■ Data shown ■
——————

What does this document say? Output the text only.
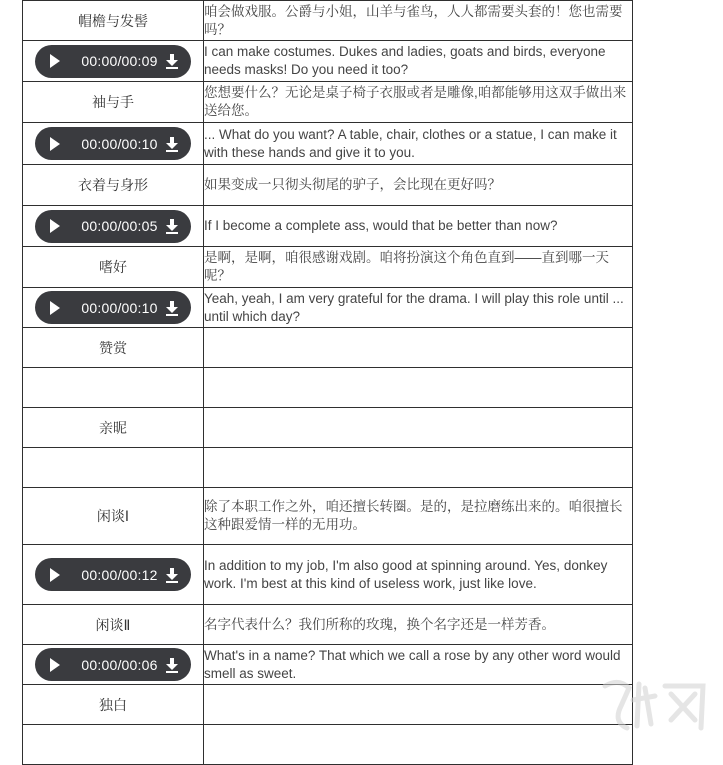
帽檐与发髻	咱会做戏服。公爵与小姐，山羊与雀鸟，人人都需要头套的！您也需要吗？

00:00/00:09	I can make costumes. Dukes and ladies, goats and birds, everyone needs masks! Do you need it too?
袖与手	您想要什么？无论是桌子椅子衣服或者是雕像,咱都能够用这双手做出来送给您。

00:00/00:10	... What do you want? A table, chair, clothes or a statue, I can make it with these hands and give it to you.
衣着与身形	如果变成一只彻头彻尾的驴子，会比现在更好吗？

00:00/00:05	If I become a complete ass, would that be better than now?
嗜好	是啊，是啊，咱很感谢戏剧。咱将扮演这个角色直到——直到哪一天呢？

00:00/00:10	Yeah, yeah, I am very grateful for the drama. I will play this role until ... until which day?
赞赏	

亲昵	

闲谈Ⅰ	除了本职工作之外，咱还擅长转圈。是的，是拉磨练出来的。咱很擅长这种跟爱情一样的无用功。

00:00/00:12	In addition to my job, I'm also good at spinning around. Yes, donkey work. I'm best at this kind of useless work, just like love.
闲谈Ⅱ	名字代表什么？我们所称的玫瑰，换个名字还是一样芳香。

00:00/00:06	What's in a name? That which we call a rose by any other word would smell as sweet.
独白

——————

■ What the exercise asks ■
List every line in the records above that contains the word "this".

■ Reply ■
What does this document say? Output the text only.
00:00/00:10	Yeah, yeah, I am very grateful for the drama. I will play this role until ... until which day?
00:00/00:12	In addition to my job, I'm also good at spinning around. Yes, donkey work. I'm best at this kind of useless work, just like love.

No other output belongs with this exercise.